# Selected text
---

It is amazing to me how many times people encounter the Truth of Jesus and still harden their hearts towards Him. As if they do not need Him. Countless times the Divine Nature of Jesus was shown to the elders and the Pharisees. They heard numerous accounts of healing, demons being cast out, and people being raised from the dead! I do not think they had a problem with the supernatural power of God to do the impossible. They had a problem with Jesus, the Man.
I wonder to myself, Why? I then think to myself, would I accept Jesus, the Man, in the flesh, if He were in my streets healing and raising the dead today? Only God has the power to give life, right? So what would stop me from believing?
It is quite astonishing really when I think about it. What is it that hardens the heart? I ask because I don't know. And I don't want it! I rebuke a hard heart in Jesus name!! I want to feel the tenderness of love and the warmth of kindness. I want to feel the restlessness of joy and the soothing sensation of peace. I want a heart that longs for Jesus!
My Testimony
Hey everyone!! My name is Julian Sutton. I am 25 years old and I was born and raised in Valdosta, Ga. If there is one fact about me that describes me and that everyone should know is that I Love Jesus Christ!! So many people would describe themselves by their jobs, relationships, or by the people they are associated with. (Example: I'm a teacher, I used to date ______, I'm ________'s friend or son or brother, etc.) I want to be described simply as a person that loves Jesus. I want my actions and my words to show that love.

---

# Tasks and exercises
• 1. In the post on faith in Jesus, rewrite the passage from "It is quite" to "show that love.", replacing "warmth" with "comfort".
• 2. Answer these questions using the post on faith in Jesus.
(a) How old does the writer say they are?
(b) What three kinds of accounts did the elders and Pharisees hear?
(c) By what do many people describe themselves, according to the writer?
• 3. Carry on the post on faith in Jesus from its last sentence.

---

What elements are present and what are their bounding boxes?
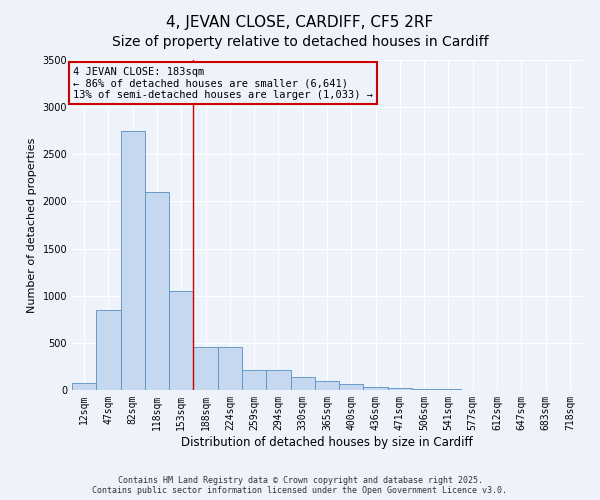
Text: 4 JEVAN CLOSE: 183sqm
← 86% of detached houses are smaller (6,641)
13% of semi-d: 4 JEVAN CLOSE: 183sqm ← 86% of detached … — [73, 66, 373, 100]
Bar — [339, 384, 364, 390]
Bar — [242, 370, 266, 390]
Bar — [412, 389, 436, 390]
Bar — [72, 383, 96, 390]
Bar — [193, 346, 218, 390]
X-axis label: Distribution of detached houses by size in Cardiff: Distribution of detached houses by size … — [181, 436, 473, 448]
Text: Contains HM Land Registry data © Crown copyright and database right 2025.
Contai: Contains HM Land Registry data © Crown c… — [92, 476, 508, 495]
Bar — [315, 380, 339, 390]
Bar — [436, 389, 461, 390]
Bar — [290, 377, 315, 390]
Text: Size of property relative to detached houses in Cardiff: Size of property relative to detached ho… — [112, 35, 488, 49]
Bar — [121, 130, 145, 390]
Bar — [145, 192, 169, 390]
Y-axis label: Number of detached properties: Number of detached properties — [27, 138, 37, 312]
Bar — [169, 291, 193, 390]
Bar — [218, 346, 242, 390]
Bar — [266, 370, 290, 390]
Bar — [388, 388, 412, 390]
Bar — [96, 310, 121, 390]
Text: 4, JEVAN CLOSE, CARDIFF, CF5 2RF: 4, JEVAN CLOSE, CARDIFF, CF5 2RF — [166, 15, 434, 30]
Bar — [364, 387, 388, 390]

---

# The replies
• 1.
It is quite astonishing really when I think about it. What is it that hardens the heart? I ask because I don't know. And I don't want it! I rebuke a hard heart in Jesus name!! I want to feel the tenderness of love and the comfort of kindness. I want to feel the restlessness of joy and the soothing sensation of peace. I want a heart that longs for Jesus!
My Testimony
Hey everyone!! My name is Julian Sutton. I am 25 years old and I was born and raised in Valdosta, Ga. If there is one fact about me that describes me and that everyone should know is that I Love Jesus Christ!! So many people would describe themselves by their jobs, relationships, or by the people they are associated with. (Example: I'm a teacher, I used to date ______, I'm ________'s friend or son or brother, etc.) I want to be described simply as a person that loves Jesus. I want my actions and my words to show that love.

• 2.
(a) 25 years old.
(b) Healing, demons being cast out, and people being raised from the dead.
(c) Their jobs, their relationships, or the people they are associated with.

• 3.
This is probably the hardest story I will ever have to write: My Testimony. I grew up in the church from the time I was old enough to crawl. I was baptized as an infant, went through confirmation when I was twelve, and gave my heart to Jesus when I was 16. I loved everything about the life that I lived when I was living for Jesus and not myself. I could do anything I put my mind to and had a sincere joy about it. However it was short lived. I began to fall into patterns of selfishness. In doing so I fell into Satan's trap of temptations and sin. Soon after I only attended church because my parents told me I had to. I lived a life that was far from what God wanted for me. I was the type that if asked, "Are you a Christian?" I would say yes based on the fact that I go to church. How foolish I had become!
I went through 7 long years of suffering; fooling myself that I didn't need to live a life for Christ. I knew that He was my savior, but I never made Him the Lord of my life. I dated a girl that I was desperately in love with for 4 amazing years and one lonesome day it all came to an abrupt end. I went through years of partying, drinking, drugs, lust, and lies just trying to fill that void; I found myself miserable. I didn't like who I had become. I was depressed. I was empty inside. I got to a point where I actually considered suicide. Twice. I was to the point of putting a gun to my head and saying goodbye to this world. It was so hard for me to live in pain and regret because I felt I couldn't live without her. I don't know exactly what kept me from doing it, but I feel it had to be God because there was actually something that was put into my mind that made me hold on to my life. It was my family. It was the thought of what my death would do to them. It was the fear of going to hell for killing myself. I was able to come out of that rut of depression but I continued to live with emptiness for at least another year.
Then one crazy night at the bar led to an altercation with a friend, cops showing up and writing both of us citations, and me laying on a couch for two days feeling like I was in a car wreck. That immediately set an alarm off with my family. A couple weeks later my sister asked me if I would go on a weekend retreat called Chrysalis Journey. Just seeing the look on her face told me that I shouldn't say no. So I went on the 3 day retreat out at Camp Tygart.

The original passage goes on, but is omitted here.